■ Element position data ■
— start —

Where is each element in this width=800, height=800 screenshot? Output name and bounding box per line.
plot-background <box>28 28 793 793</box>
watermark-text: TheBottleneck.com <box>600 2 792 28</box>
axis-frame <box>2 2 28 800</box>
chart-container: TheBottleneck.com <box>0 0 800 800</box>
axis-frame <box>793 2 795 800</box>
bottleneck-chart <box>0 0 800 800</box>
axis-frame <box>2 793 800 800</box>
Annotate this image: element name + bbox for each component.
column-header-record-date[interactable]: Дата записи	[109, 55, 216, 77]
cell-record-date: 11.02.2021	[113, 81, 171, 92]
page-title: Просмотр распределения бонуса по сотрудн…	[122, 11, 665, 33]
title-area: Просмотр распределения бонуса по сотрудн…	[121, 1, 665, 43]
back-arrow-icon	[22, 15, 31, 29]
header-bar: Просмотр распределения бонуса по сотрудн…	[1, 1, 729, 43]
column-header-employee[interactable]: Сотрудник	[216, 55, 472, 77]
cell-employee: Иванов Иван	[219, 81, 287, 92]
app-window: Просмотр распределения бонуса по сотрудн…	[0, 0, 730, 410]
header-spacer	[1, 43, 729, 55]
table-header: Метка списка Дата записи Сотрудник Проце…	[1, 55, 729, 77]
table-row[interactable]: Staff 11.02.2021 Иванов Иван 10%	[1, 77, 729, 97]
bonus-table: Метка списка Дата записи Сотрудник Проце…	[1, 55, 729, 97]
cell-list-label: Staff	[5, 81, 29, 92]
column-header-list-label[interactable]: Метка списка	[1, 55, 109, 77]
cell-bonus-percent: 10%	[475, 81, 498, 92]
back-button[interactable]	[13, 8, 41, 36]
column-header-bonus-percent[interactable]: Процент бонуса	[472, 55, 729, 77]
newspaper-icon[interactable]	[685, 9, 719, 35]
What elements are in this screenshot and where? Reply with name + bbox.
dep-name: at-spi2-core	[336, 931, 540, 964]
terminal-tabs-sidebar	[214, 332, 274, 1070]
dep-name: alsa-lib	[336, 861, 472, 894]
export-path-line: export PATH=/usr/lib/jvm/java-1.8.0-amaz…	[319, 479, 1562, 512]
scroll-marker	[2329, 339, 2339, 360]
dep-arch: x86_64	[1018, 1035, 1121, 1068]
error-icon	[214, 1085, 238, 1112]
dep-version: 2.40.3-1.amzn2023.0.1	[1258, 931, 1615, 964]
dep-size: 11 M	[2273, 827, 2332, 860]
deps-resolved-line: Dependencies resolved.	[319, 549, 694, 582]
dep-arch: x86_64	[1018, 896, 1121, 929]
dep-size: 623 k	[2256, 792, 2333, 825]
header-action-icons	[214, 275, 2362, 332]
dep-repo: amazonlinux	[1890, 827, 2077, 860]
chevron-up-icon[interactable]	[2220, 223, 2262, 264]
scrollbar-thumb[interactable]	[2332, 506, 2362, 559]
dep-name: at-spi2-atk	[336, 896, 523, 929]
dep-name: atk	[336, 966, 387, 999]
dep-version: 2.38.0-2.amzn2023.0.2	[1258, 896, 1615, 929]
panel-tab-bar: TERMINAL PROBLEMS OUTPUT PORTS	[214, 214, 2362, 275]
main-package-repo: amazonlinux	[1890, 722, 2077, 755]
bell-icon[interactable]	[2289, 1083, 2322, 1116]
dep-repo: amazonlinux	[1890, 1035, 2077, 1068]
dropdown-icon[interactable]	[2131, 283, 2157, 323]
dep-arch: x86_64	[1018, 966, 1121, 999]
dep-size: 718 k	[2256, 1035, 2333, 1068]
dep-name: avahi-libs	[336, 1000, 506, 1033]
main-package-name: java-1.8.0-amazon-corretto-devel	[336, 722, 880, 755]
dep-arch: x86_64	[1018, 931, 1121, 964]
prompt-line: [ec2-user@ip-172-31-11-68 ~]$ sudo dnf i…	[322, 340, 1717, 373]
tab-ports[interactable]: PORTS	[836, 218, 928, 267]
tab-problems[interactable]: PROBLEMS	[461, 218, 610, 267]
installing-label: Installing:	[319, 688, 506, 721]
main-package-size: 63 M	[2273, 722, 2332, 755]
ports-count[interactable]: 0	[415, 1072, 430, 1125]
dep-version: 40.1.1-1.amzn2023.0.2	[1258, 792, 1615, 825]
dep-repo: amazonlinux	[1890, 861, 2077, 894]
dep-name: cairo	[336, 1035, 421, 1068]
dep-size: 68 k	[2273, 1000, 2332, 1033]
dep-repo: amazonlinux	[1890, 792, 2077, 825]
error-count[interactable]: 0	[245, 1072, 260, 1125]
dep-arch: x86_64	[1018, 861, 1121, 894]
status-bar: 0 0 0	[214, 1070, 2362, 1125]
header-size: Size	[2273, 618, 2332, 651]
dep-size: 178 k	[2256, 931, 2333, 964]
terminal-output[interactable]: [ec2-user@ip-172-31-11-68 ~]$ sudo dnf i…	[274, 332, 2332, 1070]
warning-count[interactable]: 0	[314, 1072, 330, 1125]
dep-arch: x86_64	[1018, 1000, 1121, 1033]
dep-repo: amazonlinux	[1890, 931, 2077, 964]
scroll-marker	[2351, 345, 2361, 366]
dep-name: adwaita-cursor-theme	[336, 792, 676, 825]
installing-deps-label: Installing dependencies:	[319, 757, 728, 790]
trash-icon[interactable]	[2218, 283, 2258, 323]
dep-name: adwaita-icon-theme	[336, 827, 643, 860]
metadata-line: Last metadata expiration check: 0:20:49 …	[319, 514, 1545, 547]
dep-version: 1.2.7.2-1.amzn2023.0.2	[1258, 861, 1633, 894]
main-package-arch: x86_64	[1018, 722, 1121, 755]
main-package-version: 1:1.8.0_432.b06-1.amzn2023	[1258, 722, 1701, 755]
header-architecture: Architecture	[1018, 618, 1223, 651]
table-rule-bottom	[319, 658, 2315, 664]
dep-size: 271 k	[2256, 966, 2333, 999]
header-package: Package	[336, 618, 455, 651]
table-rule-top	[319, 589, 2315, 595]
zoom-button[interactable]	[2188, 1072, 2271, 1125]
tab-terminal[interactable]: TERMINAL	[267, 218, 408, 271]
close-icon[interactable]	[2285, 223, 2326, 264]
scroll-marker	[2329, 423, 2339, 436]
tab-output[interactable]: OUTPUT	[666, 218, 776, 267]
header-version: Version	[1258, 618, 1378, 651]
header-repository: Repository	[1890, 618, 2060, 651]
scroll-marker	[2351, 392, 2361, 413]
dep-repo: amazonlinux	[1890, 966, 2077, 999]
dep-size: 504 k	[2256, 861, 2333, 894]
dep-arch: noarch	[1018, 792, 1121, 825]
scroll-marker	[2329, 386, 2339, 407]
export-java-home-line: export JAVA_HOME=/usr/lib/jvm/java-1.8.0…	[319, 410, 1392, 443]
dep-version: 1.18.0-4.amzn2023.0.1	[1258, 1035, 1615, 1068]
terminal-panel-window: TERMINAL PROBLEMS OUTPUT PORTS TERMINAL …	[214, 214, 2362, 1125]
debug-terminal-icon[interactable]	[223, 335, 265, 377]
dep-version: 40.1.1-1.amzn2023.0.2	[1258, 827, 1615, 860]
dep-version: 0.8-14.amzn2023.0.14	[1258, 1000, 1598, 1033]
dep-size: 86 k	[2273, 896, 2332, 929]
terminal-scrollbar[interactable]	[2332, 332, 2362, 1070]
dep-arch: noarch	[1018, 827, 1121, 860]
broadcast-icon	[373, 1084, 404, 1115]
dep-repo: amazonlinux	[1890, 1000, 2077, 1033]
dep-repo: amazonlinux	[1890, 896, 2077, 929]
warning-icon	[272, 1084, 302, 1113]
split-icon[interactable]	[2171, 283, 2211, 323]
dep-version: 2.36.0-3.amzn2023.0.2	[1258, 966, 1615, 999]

— end —

■ Exercise description ■
Reproduce verbatim every line of the data from the beginning through the line containing "chart-container: TheBottleneck.com <box>0", including that line.

■ Exercise result ■
Where is each element in this width=800, height=800 screenshot? Output name and bounding box per line.
plot-background <box>28 28 793 793</box>
watermark-text: TheBottleneck.com <box>600 2 792 28</box>
axis-frame <box>2 2 28 800</box>
chart-container: TheBottleneck.com <box>0 0 800 800</box>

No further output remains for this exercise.